Passage to read -
▬▬▬▬▬▬

Consider the following decision problem. Chooser (our main protagonist) is going to be given a series of multiplication problems, where each of the multiplicands is a four digit number. Chooser doesn’t have access to any kind of calculating device, and has no special arithmetic ability. For each question, if Chooser says the right answer, they get $2; if they pass, they get $1; if they say the wrong answer, they get nothing. Table 1 has the payout in table form.

Table 1: The multiplication game
	Best Guess Correct	Best Guess Incorrect
Guess	$2	$0
Pass	$1	$1

Every variety of decision theory defended in philosophy journals in recent years, and every game theory textbook, says that Chooser should simply say the correct answer. After all, Chooser should have probabilistically coherent credences, and every mathematical truth has probability 1, so whatever the correct answer is, saying it is a sure $2.

▬▬▬▬▬▬

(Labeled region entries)

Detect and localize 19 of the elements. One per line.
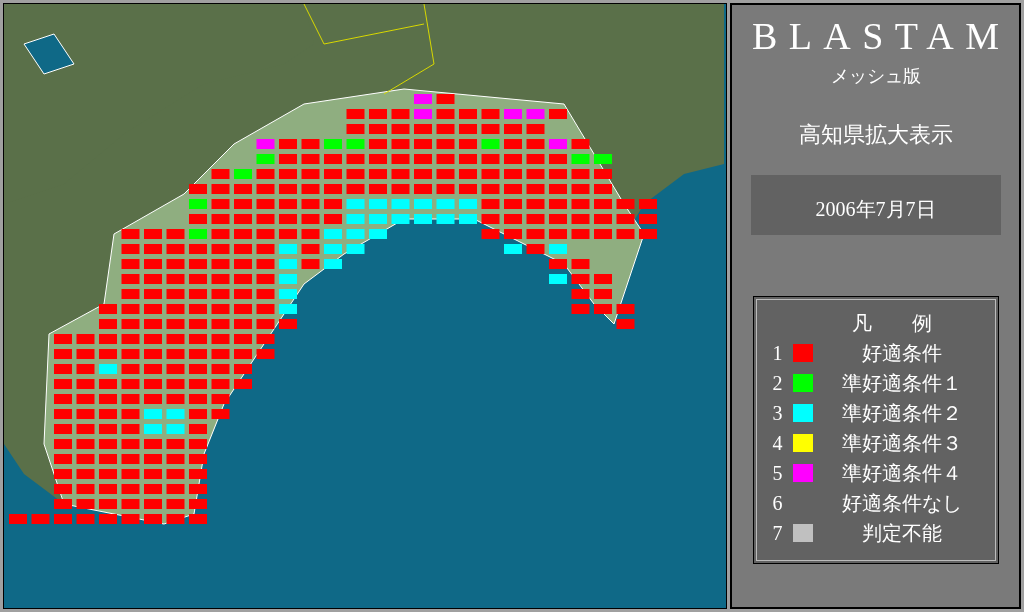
legend-title: 凡 例 [851,311,932,336]
legend-label: 準好適条件２ [841,401,962,426]
subtitle: メッシュ版 [830,65,921,88]
legend-number: 2 [772,371,784,396]
legend-number: 3 [772,401,784,426]
legend-label: 判定不能 [861,521,942,546]
legend-number: 5 [772,461,784,486]
legend-label: 好適条件なし [841,491,962,516]
legend-number: 7 [772,521,784,546]
legend-label: 準好適条件１ [841,371,962,396]
legend-number: 4 [772,431,784,456]
view-title: 高知県拡大表示 [798,121,953,149]
date-text: 2006年7月7日 [815,197,936,222]
legend-number: 1 [772,341,784,366]
app-title: BLASTAM [751,17,1011,55]
legend-label: 好適条件 [861,341,942,366]
legend-label: 準好適条件４ [841,461,962,486]
legend-number: 6 [772,491,784,516]
legend-label: 準好適条件３ [841,431,962,456]
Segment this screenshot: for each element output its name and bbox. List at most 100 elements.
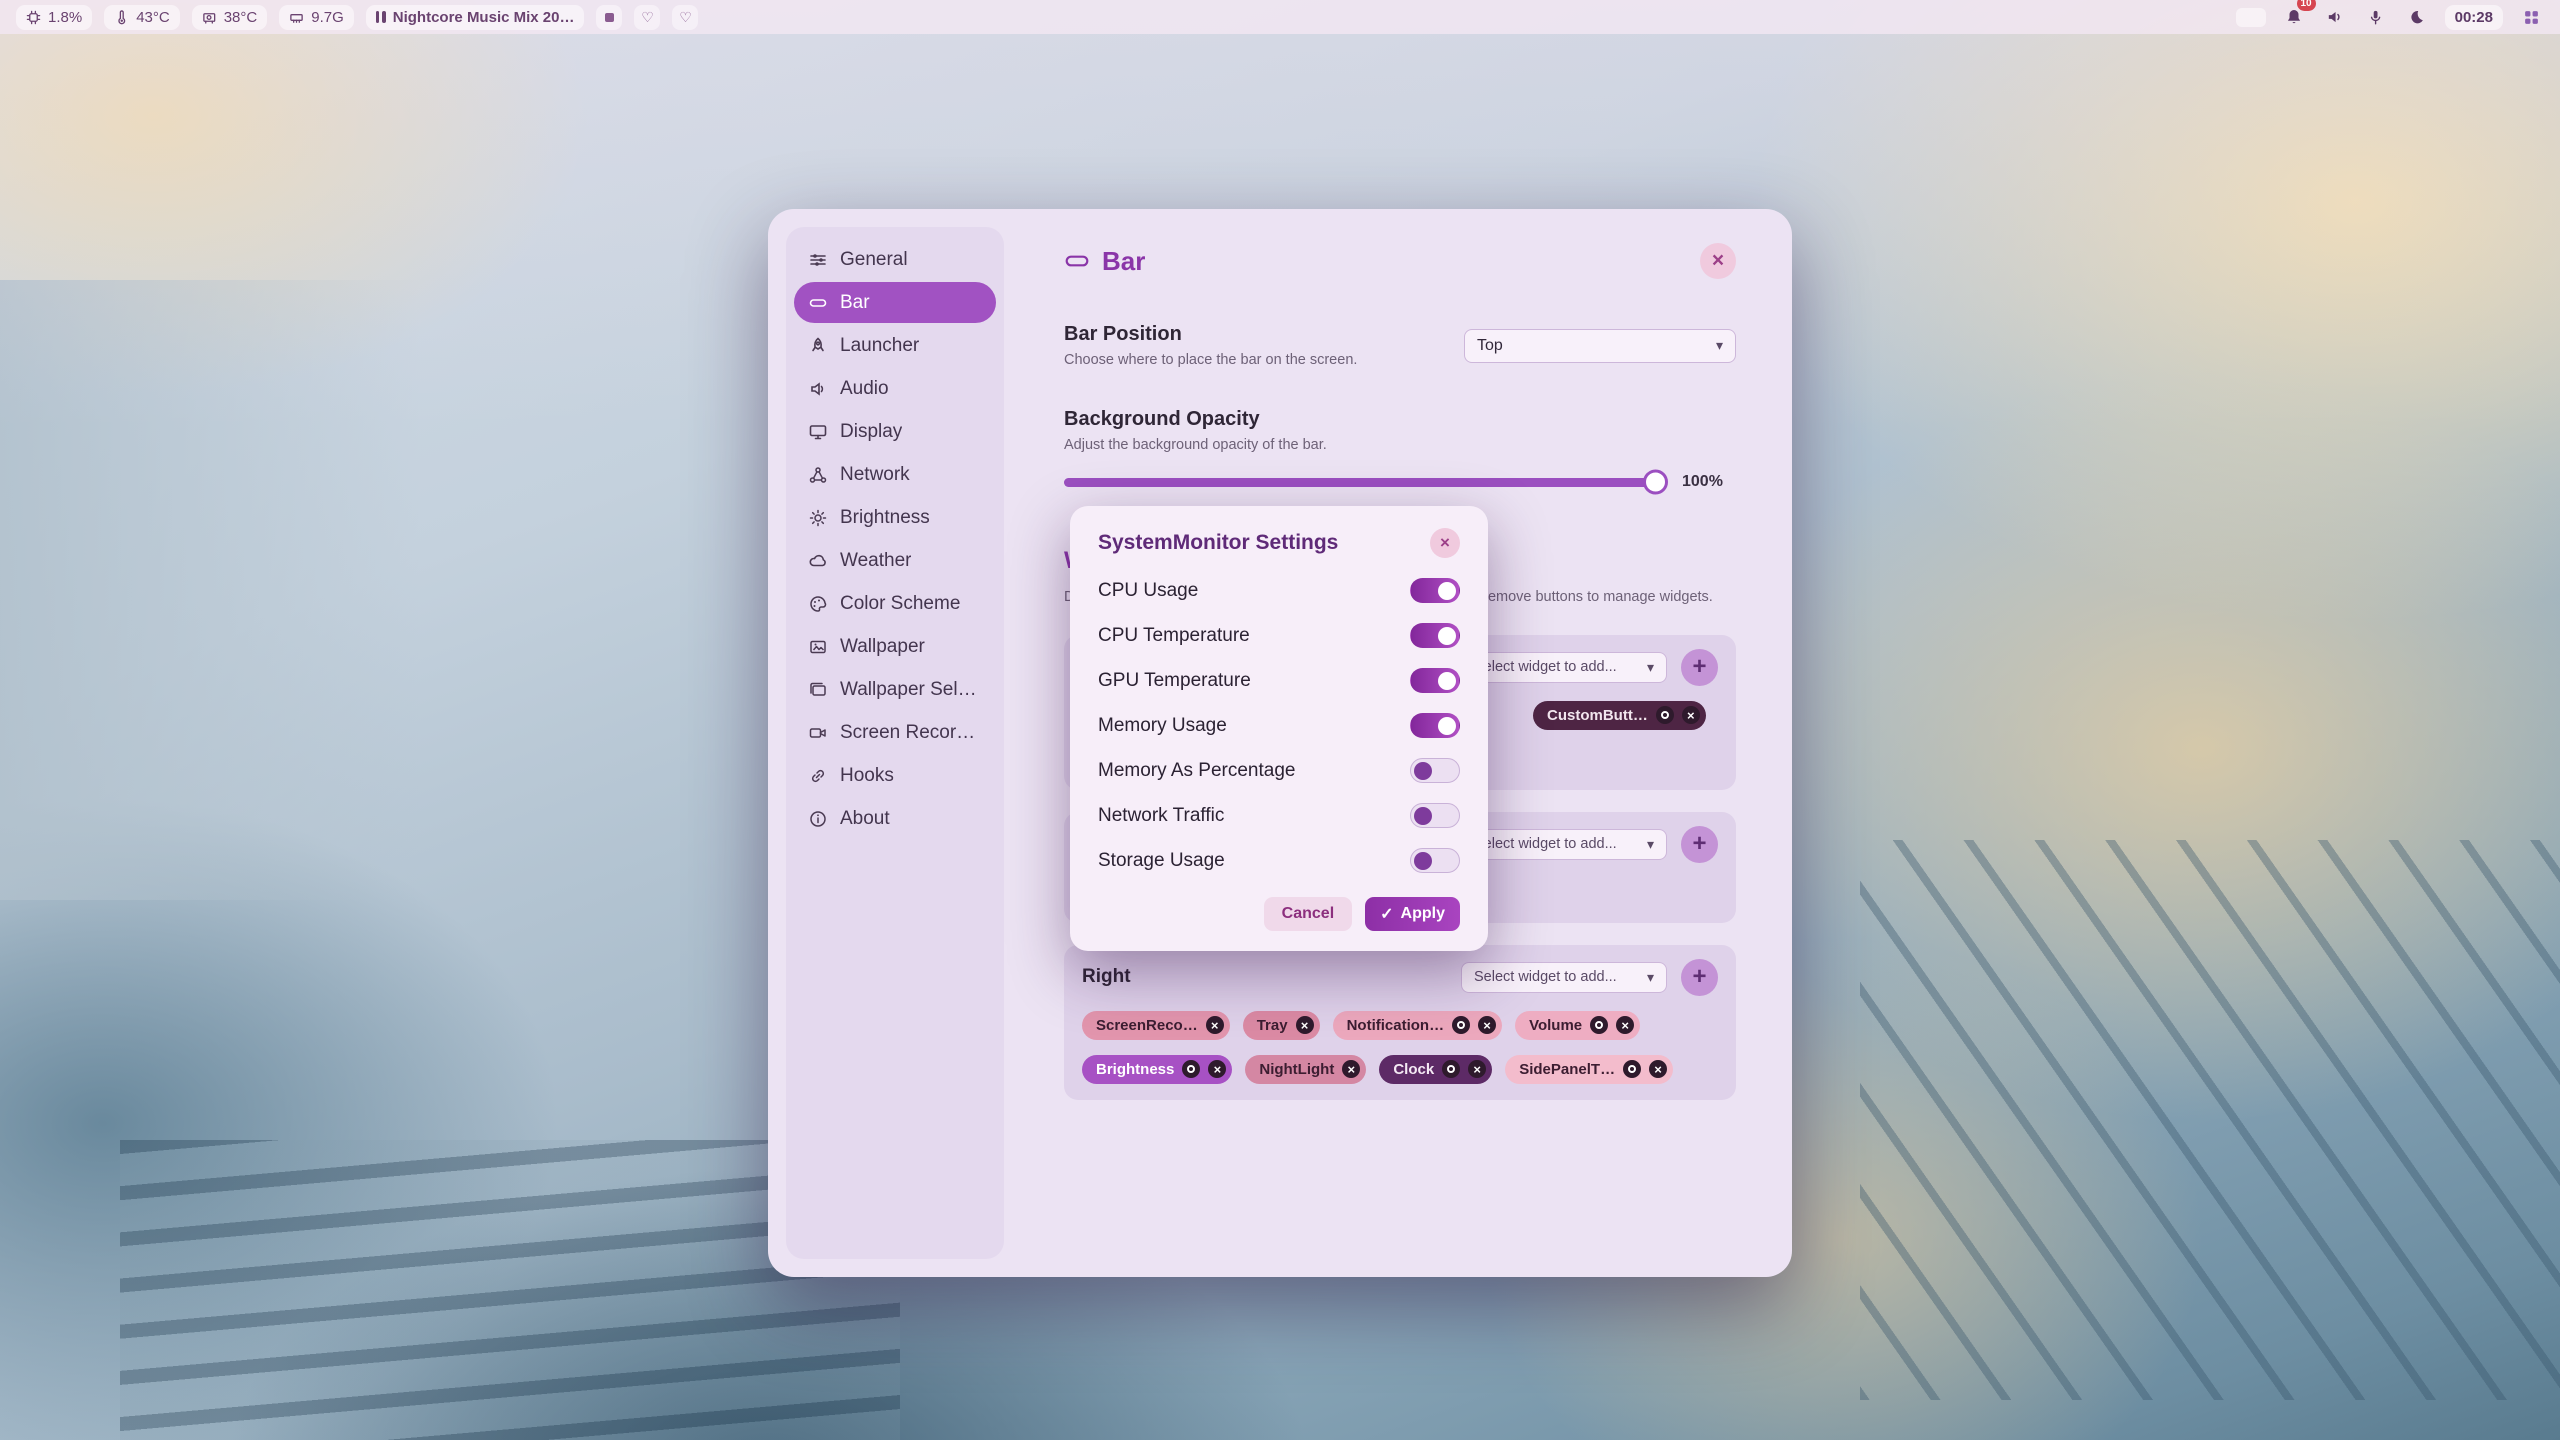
widget-chip[interactable]: Brightness × — [1082, 1055, 1232, 1084]
section-right-add-button[interactable]: + — [1681, 959, 1718, 996]
widget-chip-label: Volume — [1529, 1017, 1582, 1034]
gpu-temperature-toggle[interactable] — [1410, 668, 1460, 693]
sidebar-item-color-scheme[interactable]: Color Scheme — [794, 583, 996, 624]
remove-widget-icon[interactable]: × — [1649, 1060, 1667, 1078]
gpu-temp-value: 38°C — [224, 9, 258, 26]
media-module[interactable]: Nightcore Music Mix 20… — [366, 5, 585, 30]
remove-widget-icon[interactable]: × — [1616, 1016, 1634, 1034]
systemmonitor-settings-modal: SystemMonitor Settings × CPU Usage CPU T… — [1070, 506, 1488, 951]
opacity-slider[interactable] — [1064, 478, 1664, 487]
sidebar-item-about[interactable]: About — [794, 798, 996, 839]
widget-chip-label: CustomButt… — [1547, 707, 1648, 724]
toggle-label: CPU Usage — [1098, 580, 1198, 602]
cpu-temp-module[interactable]: 43°C — [104, 5, 180, 30]
sidebar-item-brightness[interactable]: Brightness — [794, 497, 996, 538]
widget-chip-label: ScreenReco… — [1096, 1017, 1198, 1034]
ram-icon — [289, 10, 304, 25]
microphone-icon — [2367, 9, 2384, 26]
widget-chip[interactable]: NightLight × — [1245, 1055, 1366, 1084]
section-right-header: Right Select widget to add... ▾ + — [1082, 959, 1718, 996]
sidebar-item-screen-recorder[interactable]: Screen Recorder — [794, 712, 996, 753]
sidebar-item-hooks[interactable]: Hooks — [794, 755, 996, 796]
section-right-chips-row1: ScreenReco… × Tray × Notification… × Vol… — [1082, 1011, 1718, 1040]
sidebar-item-wallpaper[interactable]: Wallpaper — [794, 626, 996, 667]
remove-widget-icon[interactable]: × — [1468, 1060, 1486, 1078]
visibility-toggle-icon[interactable] — [1590, 1016, 1608, 1034]
window-close-button[interactable]: × — [1700, 243, 1736, 279]
sidebar-item-audio[interactable]: Audio — [794, 368, 996, 409]
toggle-label: CPU Temperature — [1098, 625, 1250, 647]
top-bar: 1.8% 43°C 38°C 9.7G Nightcore Music Mix … — [0, 0, 2560, 34]
favorite-button-2[interactable]: ♡ — [672, 5, 698, 30]
clock-module[interactable]: 00:28 — [2445, 5, 2503, 30]
monitor-icon — [808, 422, 828, 442]
widget-chip[interactable]: Clock × — [1379, 1055, 1492, 1084]
memory-usage-toggle[interactable] — [1410, 713, 1460, 738]
tune-icon — [808, 250, 828, 270]
bar-position-value: Top — [1477, 337, 1503, 355]
microphone-button[interactable] — [2363, 4, 2389, 30]
widget-chip-label: Notification… — [1347, 1017, 1445, 1034]
visibility-toggle-icon[interactable] — [1656, 706, 1674, 724]
widget-chip[interactable]: CustomButt… × — [1533, 701, 1706, 730]
visibility-toggle-icon[interactable] — [1623, 1060, 1641, 1078]
network-traffic-toggle[interactable] — [1410, 803, 1460, 828]
media-stop-button[interactable] — [596, 5, 622, 30]
memory-module[interactable]: 9.7G — [279, 5, 354, 30]
section-right-add-select[interactable]: Select widget to add... ▾ — [1461, 962, 1667, 993]
notifications-button[interactable]: 10 — [2281, 4, 2307, 30]
remove-widget-icon[interactable]: × — [1206, 1016, 1224, 1034]
widget-chip[interactable]: Notification… × — [1333, 1011, 1503, 1040]
visibility-toggle-icon[interactable] — [1452, 1016, 1470, 1034]
visibility-toggle-icon[interactable] — [1182, 1060, 1200, 1078]
pause-icon — [376, 11, 386, 23]
background-opacity-label: Background Opacity — [1064, 408, 1736, 431]
top-bar-right: 10 00:28 — [2236, 4, 2544, 30]
sidebar-item-display[interactable]: Display — [794, 411, 996, 452]
cancel-button[interactable]: Cancel — [1264, 897, 1352, 931]
tray-expand-button[interactable] — [2236, 8, 2266, 27]
sidebar-item-general[interactable]: General — [794, 239, 996, 280]
remove-widget-icon[interactable]: × — [1296, 1016, 1314, 1034]
opacity-slider-thumb[interactable] — [1643, 470, 1668, 495]
sidebar-item-launcher[interactable]: Launcher — [794, 325, 996, 366]
sidebar-item-label: Network — [840, 464, 910, 486]
sidebar-item-weather[interactable]: Weather — [794, 540, 996, 581]
remove-widget-icon[interactable]: × — [1478, 1016, 1496, 1034]
bell-icon — [2285, 8, 2303, 26]
apply-button[interactable]: ✓ Apply — [1365, 897, 1460, 931]
bar-section-icon — [1064, 249, 1090, 273]
sidebar-item-network[interactable]: Network — [794, 454, 996, 495]
widget-chip[interactable]: ScreenReco… × — [1082, 1011, 1230, 1040]
memory-as-percentage-toggle[interactable] — [1410, 758, 1460, 783]
section-left-add-button[interactable]: + — [1681, 649, 1718, 686]
modal-buttons: Cancel ✓ Apply — [1098, 897, 1460, 931]
modal-title: SystemMonitor Settings — [1098, 531, 1338, 555]
remove-widget-icon[interactable]: × — [1682, 706, 1700, 724]
app-launcher-button[interactable] — [2518, 4, 2544, 30]
modal-close-button[interactable]: × — [1430, 528, 1460, 558]
section-center-add-button[interactable]: + — [1681, 826, 1718, 863]
favorite-button[interactable]: ♡ — [634, 5, 660, 30]
toggle-knob — [1414, 852, 1432, 870]
cpu-usage-toggle[interactable] — [1410, 578, 1460, 603]
volume-button[interactable] — [2322, 4, 2348, 30]
storage-usage-toggle[interactable] — [1410, 848, 1460, 873]
night-light-button[interactable] — [2404, 4, 2430, 30]
widget-chip[interactable]: SidePanelT… × — [1505, 1055, 1673, 1084]
toggle-label: Memory As Percentage — [1098, 760, 1295, 782]
cpu-usage-module[interactable]: 1.8% — [16, 5, 92, 30]
remove-widget-icon[interactable]: × — [1342, 1060, 1360, 1078]
widget-chip[interactable]: Tray × — [1243, 1011, 1320, 1040]
visibility-toggle-icon[interactable] — [1442, 1060, 1460, 1078]
remove-widget-icon[interactable]: × — [1208, 1060, 1226, 1078]
sidebar-item-bar[interactable]: Bar — [794, 282, 996, 323]
sidebar-item-wallpaper-selector[interactable]: Wallpaper Selector — [794, 669, 996, 710]
section-center-add-select[interactable]: Select widget to add... ▾ — [1461, 829, 1667, 860]
widget-chip[interactable]: Volume × — [1515, 1011, 1640, 1040]
bar-position-select[interactable]: Top ▾ — [1464, 329, 1736, 363]
sun-icon — [808, 508, 828, 528]
gpu-temp-module[interactable]: 38°C — [192, 5, 268, 30]
section-left-add-select[interactable]: Select widget to add... ▾ — [1461, 652, 1667, 683]
cpu-temperature-toggle[interactable] — [1410, 623, 1460, 648]
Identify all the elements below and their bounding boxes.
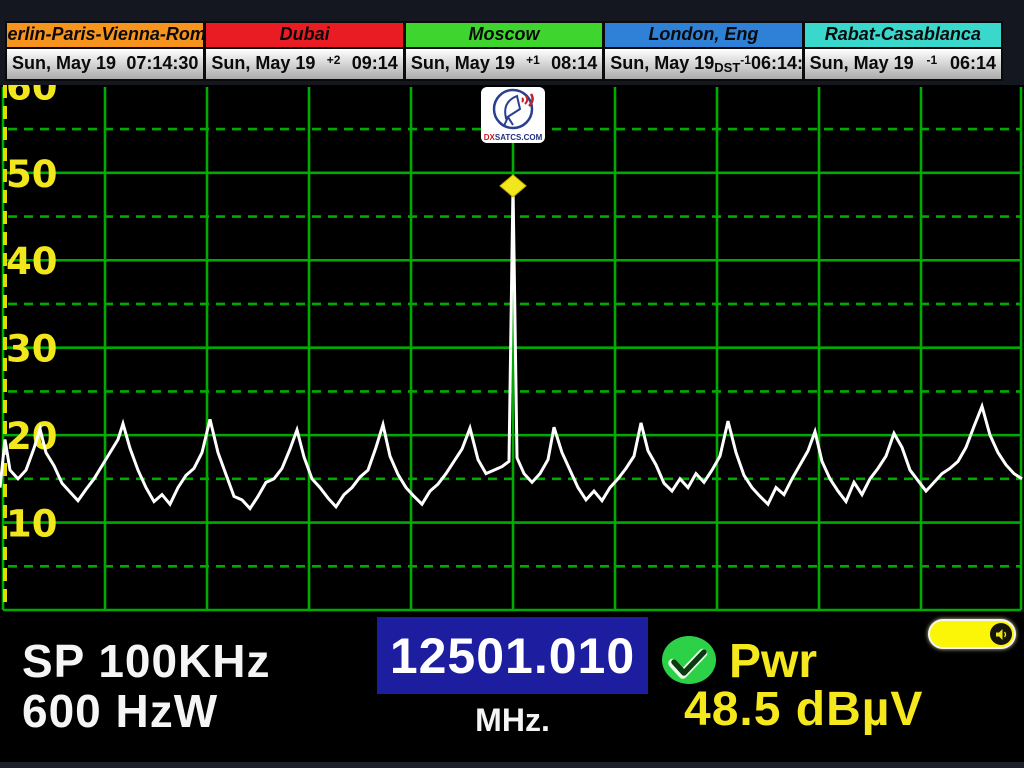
dxsatcs-logo: DXSATCS.COM bbox=[481, 87, 545, 143]
satellite-dish-icon bbox=[481, 87, 545, 131]
clock-london: London, Eng Sun, May 19 DST-1 06:14:30 bbox=[605, 23, 804, 79]
clock-time: 08:14 bbox=[551, 53, 597, 74]
clock-city-label: Moscow bbox=[406, 23, 602, 47]
clock-city-label: Berlin-Paris-Vienna-Roma bbox=[7, 23, 203, 47]
clock-berlin: Berlin-Paris-Vienna-Roma Sun, May 19 07:… bbox=[7, 23, 206, 79]
clock-date: Sun, May 19 bbox=[211, 53, 315, 74]
svg-text:40: 40 bbox=[6, 240, 58, 283]
lock-status-icon bbox=[661, 636, 717, 686]
frequency-display[interactable]: 12501.010 bbox=[377, 617, 648, 694]
meter-screen: Berlin-Paris-Vienna-Roma Sun, May 19 07:… bbox=[0, 0, 1024, 768]
clock-offset: +1 bbox=[515, 53, 551, 75]
svg-text:30: 30 bbox=[6, 328, 58, 371]
clock-time-cell: Sun, May 19 07:14:30 bbox=[7, 47, 203, 79]
clock-city-label: London, Eng bbox=[605, 23, 801, 47]
world-clock-bar: Berlin-Paris-Vienna-Roma Sun, May 19 07:… bbox=[5, 21, 1003, 81]
bandwidth-setting-label: 600 HzW bbox=[22, 684, 218, 738]
speaker-icon bbox=[990, 623, 1012, 645]
frequency-unit-label: MHz. bbox=[377, 702, 648, 739]
volume-toggle[interactable] bbox=[928, 619, 1016, 649]
clock-offset: -1 bbox=[914, 53, 950, 75]
logo-text: DXSATCS.COM bbox=[481, 134, 545, 142]
clock-moscow: Moscow Sun, May 19 +1 08:14 bbox=[406, 23, 605, 79]
clock-time-cell: Sun, May 19 +2 09:14 bbox=[206, 47, 402, 79]
clock-rabat: Rabat-Casablanca Sun, May 19 -1 06:14 bbox=[805, 23, 1001, 79]
clock-dubai: Dubai Sun, May 19 +2 09:14 bbox=[206, 23, 405, 79]
bottom-strip bbox=[0, 762, 1024, 768]
svg-text:10: 10 bbox=[6, 503, 58, 546]
svg-text:50: 50 bbox=[6, 153, 58, 196]
power-label: Pwr bbox=[729, 634, 817, 689]
spectrum-plot: 605040302010 bbox=[0, 85, 1024, 612]
power-value: 48.5 dBµV bbox=[684, 682, 923, 737]
clock-time: 06:14 bbox=[950, 53, 996, 74]
clock-date: Sun, May 19 bbox=[810, 53, 914, 74]
clock-date: Sun, May 19 bbox=[12, 53, 116, 74]
clock-time-cell: Sun, May 19 DST-1 06:14:30 bbox=[605, 47, 801, 79]
clock-time-cell: Sun, May 19 +1 08:14 bbox=[406, 47, 602, 79]
clock-time: 07:14:30 bbox=[126, 53, 198, 74]
clock-date: Sun, May 19 bbox=[411, 53, 515, 74]
check-icon bbox=[661, 636, 717, 686]
frequency-value: 12501.010 bbox=[390, 627, 635, 685]
clock-offset: DST-1 bbox=[714, 53, 751, 75]
span-setting-label: SP 100KHz bbox=[22, 634, 271, 688]
clock-city-label: Rabat-Casablanca bbox=[805, 23, 1001, 47]
clock-time-cell: Sun, May 19 -1 06:14 bbox=[805, 47, 1001, 79]
clock-date: Sun, May 19 bbox=[610, 53, 714, 74]
clock-time: 09:14 bbox=[352, 53, 398, 74]
clock-offset: +2 bbox=[315, 53, 351, 75]
clock-city-label: Dubai bbox=[206, 23, 402, 47]
svg-text:60: 60 bbox=[6, 85, 58, 108]
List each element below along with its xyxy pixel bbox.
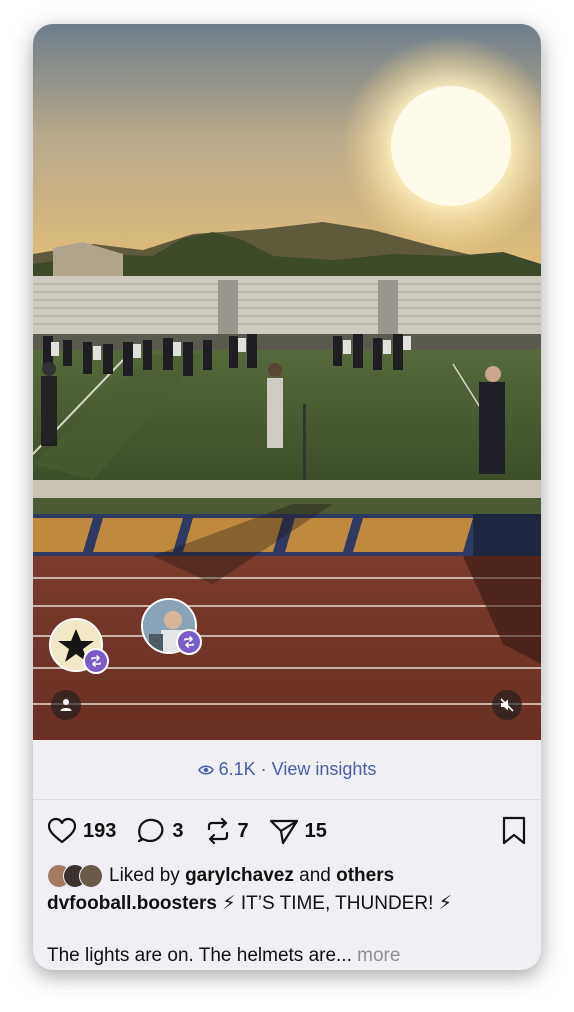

▬▬▬▬▬▬

Exercise tasks -
- a) From the entries, copy out word for word the stretch from the line containing "legend-title: 凡 例 [851,311,932,336]" through the line containing "legend-number: 7 [772,521,784,546]".
- b) Continue the passage on Chooser's multiplication game from the point where it stops.

Task-by-task answers -
- a)
legend-title: 凡 例 [851,311,932,336]
legend-label: 準好適条件２ [841,401,962,426]
subtitle: メッシュ版 [830,65,921,88]
legend-number: 2 [772,371,784,396]
legend-number: 3 [772,401,784,426]
legend-label: 判定不能 [861,521,942,546]
legend-number: 5 [772,461,784,486]
legend-label: 好適条件なし [841,491,962,516]
legend-number: 7 [772,521,784,546]

- b)
This is completely terrible advice. Chooser should pass every time, unless the question is something boring like 1000 times 2000. The chance of them getting a question like 5278 times 9713 correct are way less than one in two, so they are better off passing.

This doesn’t mean that every philosophical decision theory, and every game theory textbook, is wrong. Those theories are not in the business of giving advice to people like Chooser. They are in the business of saying what it would be ideal, in some sense of ideal, for Chooser to do. And it would be ideal for Chooser to be a reliable computer, so if Chooser were reliable, they would always give the correct answer.

There is a big question about why we should care about what would have if Chooser were ideal. Chooser is not in fact ideal, so who cares what they would do if they were different. One might think that knowing what the ideal is gives Chooser something to aim for. Even if Chooser is not ideal, they can try to be closer to the ideal. The problem is that trying to be more like the ideal will make things worse. The ideal agent will never pass, and even if Chooser doesn’t know the answers to the particular questions, they can know this fact. So if they try to be more like the ideal, they will never pass, and things will go badly.¹

¹ This is a special case of Lipsey and Lancaster’s Theory of the Second Best (Lipsey and Lancaster 1956). If you don’t have control over every parameter, setting the parameters you do control to the ideal values is generally inadvisable.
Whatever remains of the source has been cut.